Having turned Halloween’s final girl into the kick-ass, prepared for anything heroine of 2018s Halloween, spending much of Halloween Kills in a hospital bed, Laurie Strode changes her tune this time round becoming the surrogate mother to Allyson and leading a more normalised lifestyle, writing a memoir that deals with her experiences. Considering recent events, it seems a little at odds with Laurie’s development arc to see she’s taken steps to move beyond her past, despite Michael still being out there, even if Jamie Lee Curtis is impossible not to love. Nonetheless, the script has its (limited) hits and (mostly) miss moments, presenting us with an almost otherworldly counterpart to our beloved Myers hunting heroine.
Granddaughter Allyson (Andi Matichak), meanwhile, is less likeable as a more angsty rebellious teen, which feels in contrast to the character set up before – not to mention her motivation is deeply confused in this entry, instantly falling inexplicably for Corey and immediately siding against Laurie, who according to some Haddonfield residents provoked Michael into his attacks. Meanwhile with each escalation, Rohan Campbell offers a lot of potential as Corey, though the jaw-dropping pacing and poor “oh yeah, we need to bring Michael back into the fold” structure are a huge hindrance where Corey’s story and the themes it wishes to convey somehow manage to undercut Michael completely.

- _Extracted information_:
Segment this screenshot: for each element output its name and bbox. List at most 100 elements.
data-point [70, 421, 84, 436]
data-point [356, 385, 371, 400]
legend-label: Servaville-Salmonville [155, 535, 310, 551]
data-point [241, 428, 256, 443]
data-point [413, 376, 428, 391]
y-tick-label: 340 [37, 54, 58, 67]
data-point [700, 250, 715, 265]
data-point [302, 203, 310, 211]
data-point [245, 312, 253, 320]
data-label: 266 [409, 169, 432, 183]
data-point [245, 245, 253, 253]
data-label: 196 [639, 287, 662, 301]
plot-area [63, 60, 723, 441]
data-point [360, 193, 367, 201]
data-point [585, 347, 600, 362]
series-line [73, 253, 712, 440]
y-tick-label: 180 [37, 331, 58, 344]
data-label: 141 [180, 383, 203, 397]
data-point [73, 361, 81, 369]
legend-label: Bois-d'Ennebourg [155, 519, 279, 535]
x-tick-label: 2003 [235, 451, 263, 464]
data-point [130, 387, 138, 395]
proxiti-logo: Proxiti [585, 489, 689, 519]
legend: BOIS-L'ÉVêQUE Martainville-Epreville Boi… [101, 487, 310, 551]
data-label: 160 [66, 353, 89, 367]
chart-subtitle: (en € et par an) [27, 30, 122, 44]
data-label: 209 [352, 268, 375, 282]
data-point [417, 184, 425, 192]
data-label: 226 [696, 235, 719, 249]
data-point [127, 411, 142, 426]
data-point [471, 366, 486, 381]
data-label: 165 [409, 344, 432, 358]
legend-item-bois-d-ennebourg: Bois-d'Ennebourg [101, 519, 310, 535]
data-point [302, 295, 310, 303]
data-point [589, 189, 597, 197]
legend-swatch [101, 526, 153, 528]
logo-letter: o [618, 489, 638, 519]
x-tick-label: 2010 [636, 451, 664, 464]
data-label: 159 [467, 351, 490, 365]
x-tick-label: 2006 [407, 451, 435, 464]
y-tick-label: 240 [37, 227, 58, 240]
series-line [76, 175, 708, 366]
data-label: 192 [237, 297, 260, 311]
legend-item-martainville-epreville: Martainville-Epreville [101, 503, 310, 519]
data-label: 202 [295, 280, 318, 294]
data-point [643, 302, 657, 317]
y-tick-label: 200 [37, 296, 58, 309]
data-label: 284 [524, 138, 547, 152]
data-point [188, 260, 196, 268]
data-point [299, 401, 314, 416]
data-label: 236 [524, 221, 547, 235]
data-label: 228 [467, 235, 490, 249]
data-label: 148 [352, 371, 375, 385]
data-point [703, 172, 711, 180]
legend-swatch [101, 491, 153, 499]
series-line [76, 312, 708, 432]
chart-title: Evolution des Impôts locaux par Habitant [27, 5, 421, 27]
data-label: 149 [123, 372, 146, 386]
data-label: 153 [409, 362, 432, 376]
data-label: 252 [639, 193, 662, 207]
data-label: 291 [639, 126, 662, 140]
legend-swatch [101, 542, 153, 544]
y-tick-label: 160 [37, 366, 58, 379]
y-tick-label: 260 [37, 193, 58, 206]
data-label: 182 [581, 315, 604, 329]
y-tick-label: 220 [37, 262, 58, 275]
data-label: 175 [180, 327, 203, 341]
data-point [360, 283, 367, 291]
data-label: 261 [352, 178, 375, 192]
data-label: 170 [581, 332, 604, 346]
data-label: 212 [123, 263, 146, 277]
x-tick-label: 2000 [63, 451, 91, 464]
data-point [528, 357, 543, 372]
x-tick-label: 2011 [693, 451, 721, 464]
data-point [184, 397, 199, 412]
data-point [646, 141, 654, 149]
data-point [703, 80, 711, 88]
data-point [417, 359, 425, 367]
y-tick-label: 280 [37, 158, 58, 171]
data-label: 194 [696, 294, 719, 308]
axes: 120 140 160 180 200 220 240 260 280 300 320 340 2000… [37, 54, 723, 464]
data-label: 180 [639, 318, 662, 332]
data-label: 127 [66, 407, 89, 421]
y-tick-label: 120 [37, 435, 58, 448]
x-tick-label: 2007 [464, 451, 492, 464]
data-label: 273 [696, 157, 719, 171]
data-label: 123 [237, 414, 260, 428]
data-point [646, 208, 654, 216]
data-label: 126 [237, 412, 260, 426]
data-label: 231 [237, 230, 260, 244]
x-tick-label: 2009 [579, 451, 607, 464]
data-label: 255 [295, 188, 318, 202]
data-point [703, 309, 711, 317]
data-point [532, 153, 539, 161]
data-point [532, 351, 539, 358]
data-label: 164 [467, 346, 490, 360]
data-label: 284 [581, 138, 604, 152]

- _Exercise set_:
[A] Rewrite the paragraph of the film review that begins "Granddaughter Allyson" as a short bulleted list that keeps its main points.
[B] Reproduce the film review word for word, between "Having turned Halloween’s" and "Myers hunting heroine.", inclusive.

- _Numbered answers_:
[A]
- Allyson (Andi Matichak) is less likeable as an angsty, rebellious teen, which clashes with how the character was set up before.
- Her motivation is confused: she falls for Corey instantly and inexplicably and immediately sides against Laurie.
- Some Haddonfield residents believe Laurie provoked Michael into his attacks.
- Rohan Campbell shows a lot of potential as Corey.
- The pacing and the poor structure for bringing Michael back are a huge hindrance.
- Corey's story and its themes end up undercutting Michael completely.

[B]
Having turned Halloween’s final girl into the kick-ass, prepared for anything heroine of 2018s Halloween, spending much of Halloween Kills in a hospital bed, Laurie Strode changes her tune this time round becoming the surrogate mother to Allyson and leading a more normalised lifestyle, writing a memoir that deals with her experiences. Considering recent events, it seems a little at odds with Laurie’s development arc to see she’s taken steps to move beyond her past, despite Michael still being out there, even if Jamie Lee Curtis is impossible not to love. Nonetheless, the script has its (limited) hits and (mostly) miss moments, presenting us with an almost otherworldly counterpart to our beloved Myers hunting heroine.